↓↓↓
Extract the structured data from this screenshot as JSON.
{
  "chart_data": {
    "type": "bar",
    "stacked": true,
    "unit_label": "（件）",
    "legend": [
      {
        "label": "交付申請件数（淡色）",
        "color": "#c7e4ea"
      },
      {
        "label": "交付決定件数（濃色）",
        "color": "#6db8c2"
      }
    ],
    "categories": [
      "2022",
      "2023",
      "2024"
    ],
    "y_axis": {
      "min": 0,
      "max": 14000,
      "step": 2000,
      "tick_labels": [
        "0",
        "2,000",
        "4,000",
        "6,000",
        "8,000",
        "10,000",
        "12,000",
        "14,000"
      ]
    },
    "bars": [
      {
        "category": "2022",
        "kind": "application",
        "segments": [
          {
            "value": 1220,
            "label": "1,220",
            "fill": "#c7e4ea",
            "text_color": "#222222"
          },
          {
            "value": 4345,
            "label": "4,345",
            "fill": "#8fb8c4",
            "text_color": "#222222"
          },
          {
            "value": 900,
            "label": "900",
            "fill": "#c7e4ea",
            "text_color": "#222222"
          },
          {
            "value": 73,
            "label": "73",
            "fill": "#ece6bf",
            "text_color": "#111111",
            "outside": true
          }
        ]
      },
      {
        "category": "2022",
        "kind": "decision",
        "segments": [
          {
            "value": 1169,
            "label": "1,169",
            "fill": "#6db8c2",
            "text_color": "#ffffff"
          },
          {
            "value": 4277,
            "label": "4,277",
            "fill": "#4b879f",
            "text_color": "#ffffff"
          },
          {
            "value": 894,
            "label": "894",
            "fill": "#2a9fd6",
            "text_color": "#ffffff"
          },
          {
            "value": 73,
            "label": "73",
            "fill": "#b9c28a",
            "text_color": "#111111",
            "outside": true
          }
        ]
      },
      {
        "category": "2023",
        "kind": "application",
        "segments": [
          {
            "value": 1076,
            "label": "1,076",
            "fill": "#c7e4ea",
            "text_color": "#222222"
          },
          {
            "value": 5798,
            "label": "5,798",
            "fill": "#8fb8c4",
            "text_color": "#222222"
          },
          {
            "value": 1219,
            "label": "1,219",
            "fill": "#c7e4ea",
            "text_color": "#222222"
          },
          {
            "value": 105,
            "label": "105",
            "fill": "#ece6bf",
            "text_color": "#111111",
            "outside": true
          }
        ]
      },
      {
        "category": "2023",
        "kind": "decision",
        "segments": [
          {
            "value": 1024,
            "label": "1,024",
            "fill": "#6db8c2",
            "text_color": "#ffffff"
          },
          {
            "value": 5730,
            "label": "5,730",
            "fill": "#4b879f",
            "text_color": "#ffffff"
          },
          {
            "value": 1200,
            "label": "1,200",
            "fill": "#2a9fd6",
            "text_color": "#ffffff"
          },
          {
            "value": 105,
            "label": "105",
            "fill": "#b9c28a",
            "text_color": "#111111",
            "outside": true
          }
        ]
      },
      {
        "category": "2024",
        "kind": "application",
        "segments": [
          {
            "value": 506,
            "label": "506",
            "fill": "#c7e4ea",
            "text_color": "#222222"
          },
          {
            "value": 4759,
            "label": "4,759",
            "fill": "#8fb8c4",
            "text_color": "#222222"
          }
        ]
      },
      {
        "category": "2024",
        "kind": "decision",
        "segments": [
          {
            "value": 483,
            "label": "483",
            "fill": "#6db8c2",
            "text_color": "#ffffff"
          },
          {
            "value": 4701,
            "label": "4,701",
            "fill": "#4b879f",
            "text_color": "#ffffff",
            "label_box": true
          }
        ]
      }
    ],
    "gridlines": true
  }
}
↑↑↑
• _Challenge_: Reproduce the material above, every line of it, exactly.

• _Response to this exercise_:
Extract the structured data from this screenshot as JSON.
{
  "chart_data": {
    "type": "bar",
    "stacked": true,
    "unit_label": "（件）",
    "legend": [
      {
        "label": "交付申請件数（淡色）",
        "color": "#c7e4ea"
      },
      {
        "label": "交付決定件数（濃色）",
        "color": "#6db8c2"
      }
    ],
    "categories": [
      "2022",
      "2023",
      "2024"
    ],
    "y_axis": {
      "min": 0,
      "max": 14000,
      "step": 2000,
      "tick_labels": [
        "0",
        "2,000",
        "4,000",
        "6,000",
        "8,000",
        "10,000",
        "12,000",
        "14,000"
      ]
    },
    "bars": [
      {
        "category": "2022",
        "kind": "application",
        "segments": [
          {
            "value": 1220,
            "label": "1,220",
            "fill": "#c7e4ea",
            "text_color": "#222222"
          },
          {
            "value": 4345,
            "label": "4,345",
            "fill": "#8fb8c4",
            "text_color": "#222222"
          },
          {
            "value": 900,
            "label": "900",
            "fill": "#c7e4ea",
            "text_color": "#222222"
          },
          {
            "value": 73,
            "label": "73",
            "fill": "#ece6bf",
            "text_color": "#111111",
            "outside": true
          }
        ]
      },
      {
        "category": "2022",
        "kind": "decision",
        "segments": [
          {
            "value": 1169,
            "label": "1,169",
            "fill": "#6db8c2",
            "text_color": "#ffffff"
          },
          {
            "value": 4277,
            "label": "4,277",
            "fill": "#4b879f",
            "text_color": "#ffffff"
          },
          {
            "value": 894,
            "label": "894",
            "fill": "#2a9fd6",
            "text_color": "#ffffff"
          },
          {
            "value": 73,
            "label": "73",
            "fill": "#b9c28a",
            "text_color": "#111111",
            "outside": true
          }
        ]
      },
      {
        "category": "2023",
        "kind": "application",
        "segments": [
          {
            "value": 1076,
            "label": "1,076",
            "fill": "#c7e4ea",
            "text_color": "#222222"
          },
          {
            "value": 5798,
            "label": "5,798",
            "fill": "#8fb8c4",
            "text_color": "#222222"
          },
          {
            "value": 1219,
            "label": "1,219",
            "fill": "#c7e4ea",
            "text_color": "#222222"
          },
          {
            "value": 105,
            "label": "105",
            "fill": "#ece6bf",
            "text_color": "#111111",
            "outside": true
          }
        ]
      },
      {
        "category": "2023",
        "kind": "decision",
        "segments": [
          {
            "value": 1024,
            "label": "1,024",
            "fill": "#6db8c2",
            "text_color": "#ffffff"
          },
          {
            "value": 5730,
            "label": "5,730",
            "fill": "#4b879f",
            "text_color": "#ffffff"
          },
          {
            "value": 1200,
            "label": "1,200",
            "fill": "#2a9fd6",
            "text_color": "#ffffff"
          },
          {
            "value": 105,
            "label": "105",
            "fill": "#b9c28a",
            "text_color": "#111111",
            "outside": true
          }
        ]
      },
      {
        "category": "2024",
        "kind": "application",
        "segments": [
          {
            "value": 506,
            "label": "506",
            "fill": "#c7e4ea",
            "text_color": "#222222"
          },
          {
            "value": 4759,
            "label": "4,759",
            "fill": "#8fb8c4",
            "text_color": "#222222"
          }
        ]
      },
      {
        "category": "2024",
        "kind": "decision",
        "segments": [
          {
            "value": 483,
            "label": "483",
            "fill": "#6db8c2",
            "text_color": "#ffffff"
          },
          {
            "value": 4701,
            "label": "4,701",
            "fill": "#4b879f",
            "text_color": "#ffffff",
            "label_box": true
          }
        ]
      }
    ],
    "gridlines": true
  }
}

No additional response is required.